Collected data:
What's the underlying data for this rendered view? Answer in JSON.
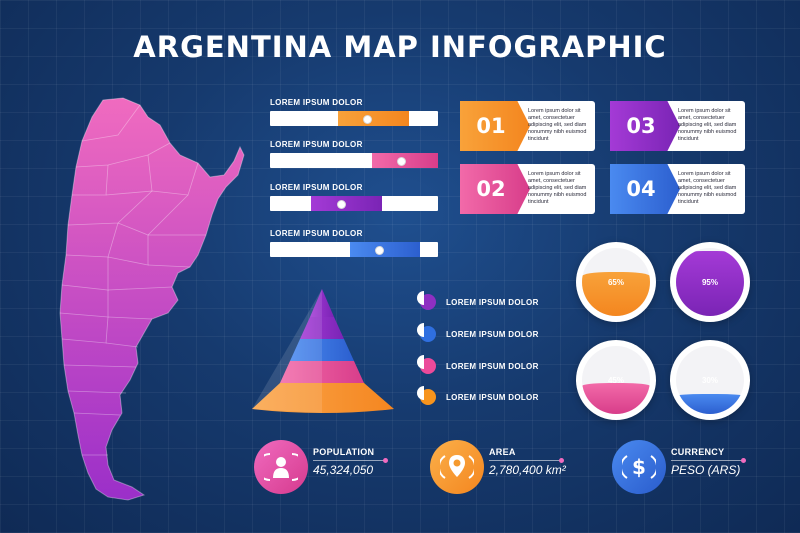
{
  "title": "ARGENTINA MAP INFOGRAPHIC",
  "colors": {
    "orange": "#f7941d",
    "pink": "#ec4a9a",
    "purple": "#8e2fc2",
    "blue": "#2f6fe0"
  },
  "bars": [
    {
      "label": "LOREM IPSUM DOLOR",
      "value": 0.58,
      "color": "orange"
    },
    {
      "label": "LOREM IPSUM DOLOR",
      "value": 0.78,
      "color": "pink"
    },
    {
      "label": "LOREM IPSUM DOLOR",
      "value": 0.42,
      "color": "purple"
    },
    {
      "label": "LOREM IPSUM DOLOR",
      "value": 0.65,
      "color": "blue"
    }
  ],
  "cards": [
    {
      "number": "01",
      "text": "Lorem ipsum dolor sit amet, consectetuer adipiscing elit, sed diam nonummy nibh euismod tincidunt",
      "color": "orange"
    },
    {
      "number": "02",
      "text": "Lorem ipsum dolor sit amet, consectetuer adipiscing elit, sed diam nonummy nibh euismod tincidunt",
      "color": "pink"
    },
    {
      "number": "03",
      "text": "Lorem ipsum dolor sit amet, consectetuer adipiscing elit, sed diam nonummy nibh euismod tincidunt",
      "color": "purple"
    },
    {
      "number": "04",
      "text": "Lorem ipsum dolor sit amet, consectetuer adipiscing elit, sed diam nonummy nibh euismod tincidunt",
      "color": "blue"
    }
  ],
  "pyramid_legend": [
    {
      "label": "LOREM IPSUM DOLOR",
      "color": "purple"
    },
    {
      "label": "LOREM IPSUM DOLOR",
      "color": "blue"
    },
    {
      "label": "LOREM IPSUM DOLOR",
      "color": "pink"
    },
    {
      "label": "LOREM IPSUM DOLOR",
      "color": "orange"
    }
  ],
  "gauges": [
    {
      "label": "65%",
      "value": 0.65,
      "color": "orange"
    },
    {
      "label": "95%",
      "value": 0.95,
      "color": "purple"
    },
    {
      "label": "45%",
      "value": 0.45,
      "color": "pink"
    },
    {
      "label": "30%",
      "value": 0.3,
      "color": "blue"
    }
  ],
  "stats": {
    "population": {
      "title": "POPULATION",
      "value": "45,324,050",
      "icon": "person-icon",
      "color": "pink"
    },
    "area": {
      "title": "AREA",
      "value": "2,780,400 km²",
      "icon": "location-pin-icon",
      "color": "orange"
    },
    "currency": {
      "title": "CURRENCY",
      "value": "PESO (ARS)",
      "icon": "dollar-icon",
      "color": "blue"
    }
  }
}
* * *
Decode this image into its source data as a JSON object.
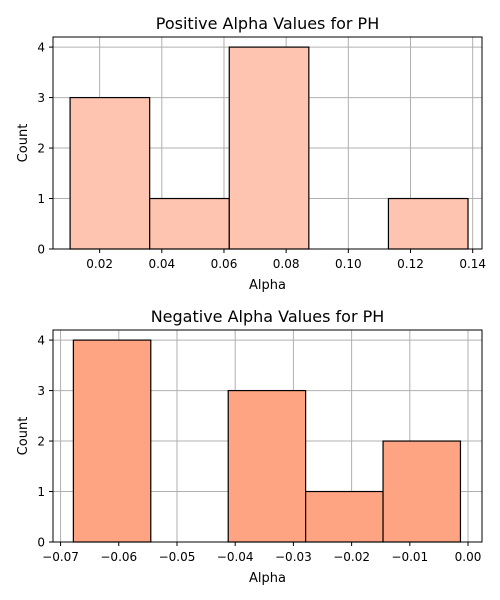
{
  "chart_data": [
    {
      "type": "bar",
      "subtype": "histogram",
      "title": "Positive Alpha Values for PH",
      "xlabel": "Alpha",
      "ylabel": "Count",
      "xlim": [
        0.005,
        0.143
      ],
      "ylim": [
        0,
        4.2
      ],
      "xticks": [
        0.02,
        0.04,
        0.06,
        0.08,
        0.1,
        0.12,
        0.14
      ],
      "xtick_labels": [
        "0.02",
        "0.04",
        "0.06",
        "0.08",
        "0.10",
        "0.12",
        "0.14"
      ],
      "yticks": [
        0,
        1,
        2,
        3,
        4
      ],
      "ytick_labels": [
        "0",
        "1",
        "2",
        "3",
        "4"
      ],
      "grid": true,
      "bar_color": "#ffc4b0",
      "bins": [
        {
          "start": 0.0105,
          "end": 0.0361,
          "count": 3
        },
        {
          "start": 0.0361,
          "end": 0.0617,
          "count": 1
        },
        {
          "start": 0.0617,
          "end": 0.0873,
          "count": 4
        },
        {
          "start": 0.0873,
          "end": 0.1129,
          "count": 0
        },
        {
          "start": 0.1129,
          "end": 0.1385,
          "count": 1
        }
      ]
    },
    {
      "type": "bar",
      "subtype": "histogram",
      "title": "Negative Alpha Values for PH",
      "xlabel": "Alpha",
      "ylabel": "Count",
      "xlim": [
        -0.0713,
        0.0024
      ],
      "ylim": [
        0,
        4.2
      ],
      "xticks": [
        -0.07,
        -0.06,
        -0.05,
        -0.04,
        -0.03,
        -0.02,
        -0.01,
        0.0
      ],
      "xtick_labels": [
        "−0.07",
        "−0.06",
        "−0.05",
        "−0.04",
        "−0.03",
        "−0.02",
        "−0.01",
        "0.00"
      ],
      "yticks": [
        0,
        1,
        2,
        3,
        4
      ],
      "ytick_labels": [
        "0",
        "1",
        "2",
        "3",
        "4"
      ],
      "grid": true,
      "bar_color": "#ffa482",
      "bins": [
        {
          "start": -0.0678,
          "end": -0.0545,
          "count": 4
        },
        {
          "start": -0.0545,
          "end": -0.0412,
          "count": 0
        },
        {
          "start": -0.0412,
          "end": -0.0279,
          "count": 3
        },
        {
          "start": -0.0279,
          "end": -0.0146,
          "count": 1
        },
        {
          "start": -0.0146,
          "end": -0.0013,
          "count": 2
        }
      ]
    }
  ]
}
* * *
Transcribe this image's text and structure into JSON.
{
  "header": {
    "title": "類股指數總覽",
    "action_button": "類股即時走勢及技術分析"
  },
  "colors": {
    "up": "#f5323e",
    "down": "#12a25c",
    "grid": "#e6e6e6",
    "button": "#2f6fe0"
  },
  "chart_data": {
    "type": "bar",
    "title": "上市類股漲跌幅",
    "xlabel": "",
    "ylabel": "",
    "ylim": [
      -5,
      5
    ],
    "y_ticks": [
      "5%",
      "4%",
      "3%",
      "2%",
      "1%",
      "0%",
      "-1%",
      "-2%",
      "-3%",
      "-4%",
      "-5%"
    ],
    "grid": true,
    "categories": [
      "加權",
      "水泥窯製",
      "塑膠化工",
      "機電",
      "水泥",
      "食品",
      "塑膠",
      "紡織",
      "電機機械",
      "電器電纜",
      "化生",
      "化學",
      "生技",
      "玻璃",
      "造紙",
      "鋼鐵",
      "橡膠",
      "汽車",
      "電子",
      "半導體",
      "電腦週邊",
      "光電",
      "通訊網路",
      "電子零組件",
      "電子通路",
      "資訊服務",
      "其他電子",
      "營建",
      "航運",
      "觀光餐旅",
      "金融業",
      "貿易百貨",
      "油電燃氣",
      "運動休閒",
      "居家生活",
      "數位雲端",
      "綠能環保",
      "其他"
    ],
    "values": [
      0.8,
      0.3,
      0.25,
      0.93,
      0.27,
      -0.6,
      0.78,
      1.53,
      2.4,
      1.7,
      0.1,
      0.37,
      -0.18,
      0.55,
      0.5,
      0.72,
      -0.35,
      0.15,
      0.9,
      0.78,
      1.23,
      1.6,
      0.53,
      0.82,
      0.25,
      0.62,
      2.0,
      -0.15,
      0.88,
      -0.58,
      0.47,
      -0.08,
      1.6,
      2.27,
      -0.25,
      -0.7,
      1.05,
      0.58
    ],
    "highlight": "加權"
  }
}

TASK DETAILS:
Copy all lines from the data that hold the word "Alpha".

COMPLETE OUTPUT:
      "title": "Positive Alpha Values for PH",
      "xlabel": "Alpha",
      "title": "Negative Alpha Values for PH",
      "xlabel": "Alpha",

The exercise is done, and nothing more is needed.